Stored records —
■ ■ ■ ■ ■ ■ ■

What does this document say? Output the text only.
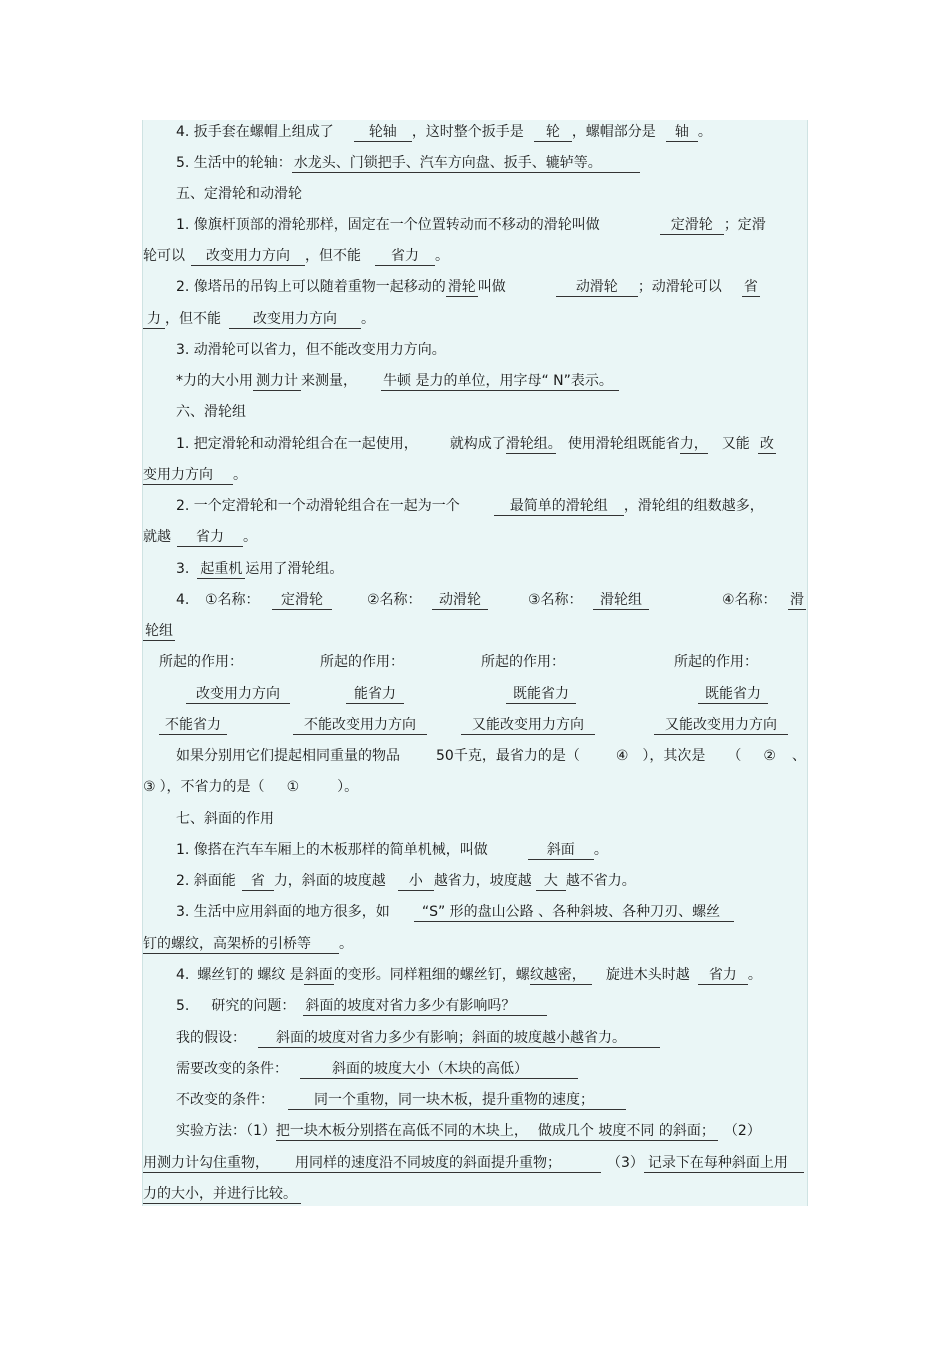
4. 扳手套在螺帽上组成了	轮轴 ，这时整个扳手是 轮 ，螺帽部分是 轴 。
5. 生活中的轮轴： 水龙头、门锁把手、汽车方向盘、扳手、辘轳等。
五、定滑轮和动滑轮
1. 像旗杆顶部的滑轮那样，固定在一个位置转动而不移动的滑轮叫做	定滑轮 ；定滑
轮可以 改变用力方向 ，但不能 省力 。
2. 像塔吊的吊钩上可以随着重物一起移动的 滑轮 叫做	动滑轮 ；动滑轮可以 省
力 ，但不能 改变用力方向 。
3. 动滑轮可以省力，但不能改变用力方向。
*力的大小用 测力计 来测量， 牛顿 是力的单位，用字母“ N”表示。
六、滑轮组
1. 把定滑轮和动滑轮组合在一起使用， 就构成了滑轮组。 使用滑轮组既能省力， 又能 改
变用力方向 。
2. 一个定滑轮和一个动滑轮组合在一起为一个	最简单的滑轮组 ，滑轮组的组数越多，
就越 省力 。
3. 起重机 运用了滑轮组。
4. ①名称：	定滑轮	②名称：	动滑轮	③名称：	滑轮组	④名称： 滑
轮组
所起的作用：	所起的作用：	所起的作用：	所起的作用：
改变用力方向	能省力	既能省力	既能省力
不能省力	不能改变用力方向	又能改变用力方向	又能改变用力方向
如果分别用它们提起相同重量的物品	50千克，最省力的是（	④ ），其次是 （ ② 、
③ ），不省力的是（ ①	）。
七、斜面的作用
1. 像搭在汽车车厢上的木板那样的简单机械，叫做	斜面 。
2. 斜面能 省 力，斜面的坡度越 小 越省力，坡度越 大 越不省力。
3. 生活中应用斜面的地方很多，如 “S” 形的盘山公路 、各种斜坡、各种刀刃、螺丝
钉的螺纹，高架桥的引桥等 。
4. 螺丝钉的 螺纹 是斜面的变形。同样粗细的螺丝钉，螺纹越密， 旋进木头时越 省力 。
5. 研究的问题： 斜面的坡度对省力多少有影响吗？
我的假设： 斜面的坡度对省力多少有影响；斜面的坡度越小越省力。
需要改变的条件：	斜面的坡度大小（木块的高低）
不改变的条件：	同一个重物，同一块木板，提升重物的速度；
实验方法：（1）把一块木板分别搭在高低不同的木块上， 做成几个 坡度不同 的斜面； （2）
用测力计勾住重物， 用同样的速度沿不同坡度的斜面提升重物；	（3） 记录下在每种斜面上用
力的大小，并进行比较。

■ ■ ■ ■ ■ ■ ■

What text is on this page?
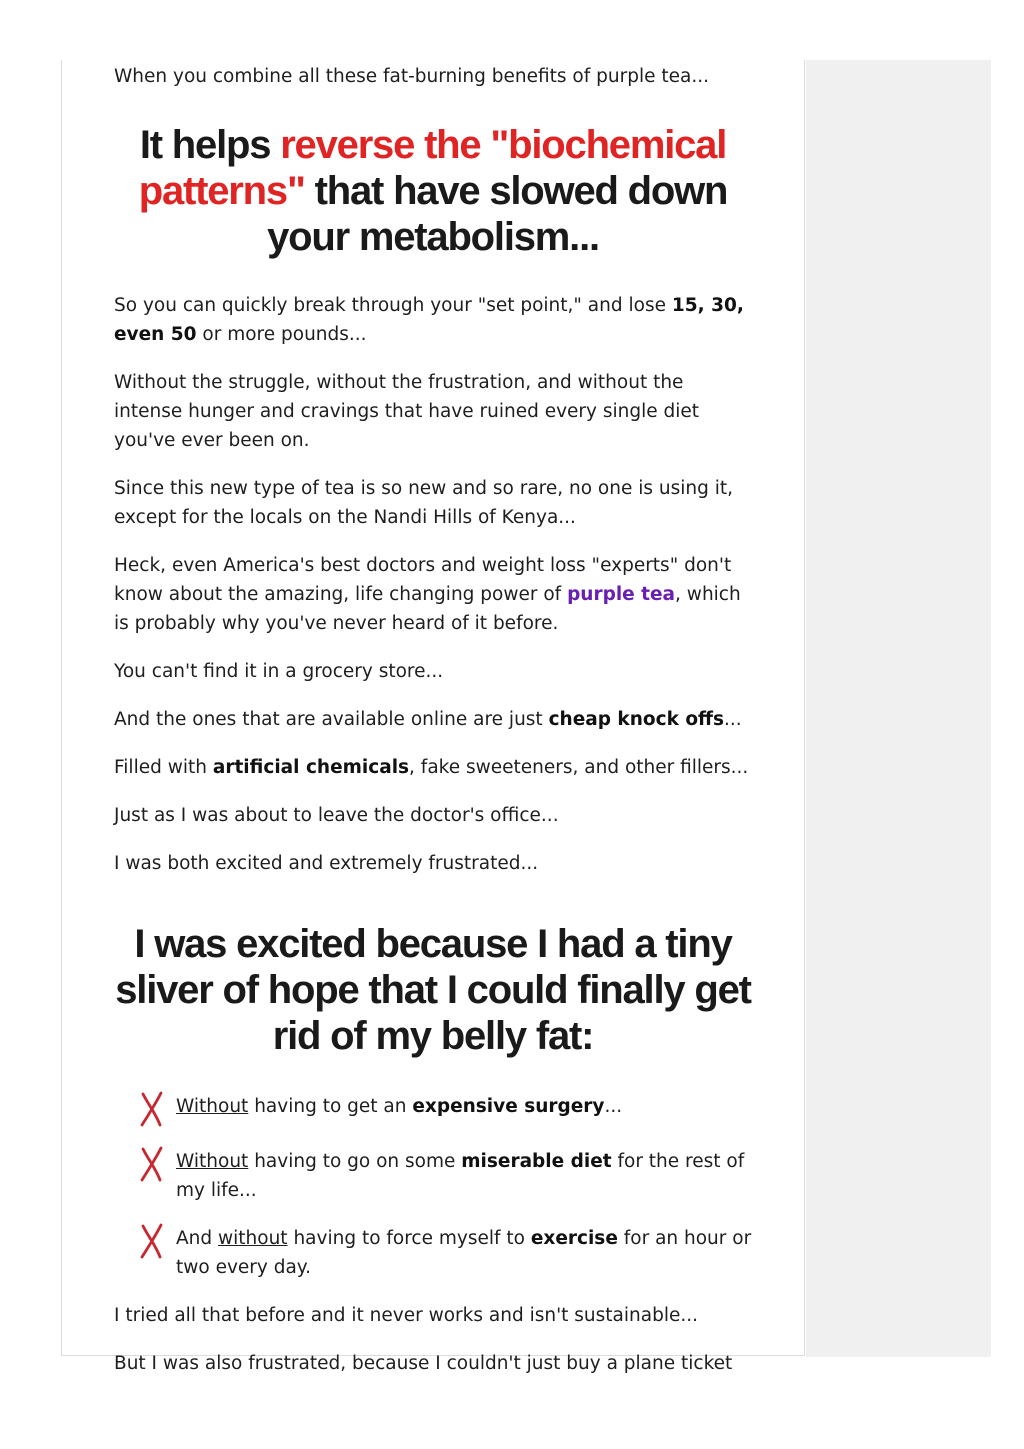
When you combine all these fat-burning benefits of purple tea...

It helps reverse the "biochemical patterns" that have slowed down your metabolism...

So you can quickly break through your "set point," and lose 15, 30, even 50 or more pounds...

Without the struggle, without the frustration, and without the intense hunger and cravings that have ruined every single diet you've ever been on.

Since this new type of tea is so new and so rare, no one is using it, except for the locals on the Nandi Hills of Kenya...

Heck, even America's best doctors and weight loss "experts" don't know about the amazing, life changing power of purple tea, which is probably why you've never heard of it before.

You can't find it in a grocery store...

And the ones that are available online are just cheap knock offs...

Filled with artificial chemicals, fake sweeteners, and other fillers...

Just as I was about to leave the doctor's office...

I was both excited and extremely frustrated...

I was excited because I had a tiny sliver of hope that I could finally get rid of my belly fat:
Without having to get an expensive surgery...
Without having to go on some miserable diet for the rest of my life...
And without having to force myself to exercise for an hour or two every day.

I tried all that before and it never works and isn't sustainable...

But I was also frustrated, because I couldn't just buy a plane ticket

■ ■ ■ ■ ■ ■ ■

TO BE DONE — Copy out all lines where the word "your" appears.

TASK ANSWER —
It helps reverse the "biochemical patterns" that have slowed down your metabolism...
So you can quickly break through your "set point," and lose 15, 30, even 50 or more pounds...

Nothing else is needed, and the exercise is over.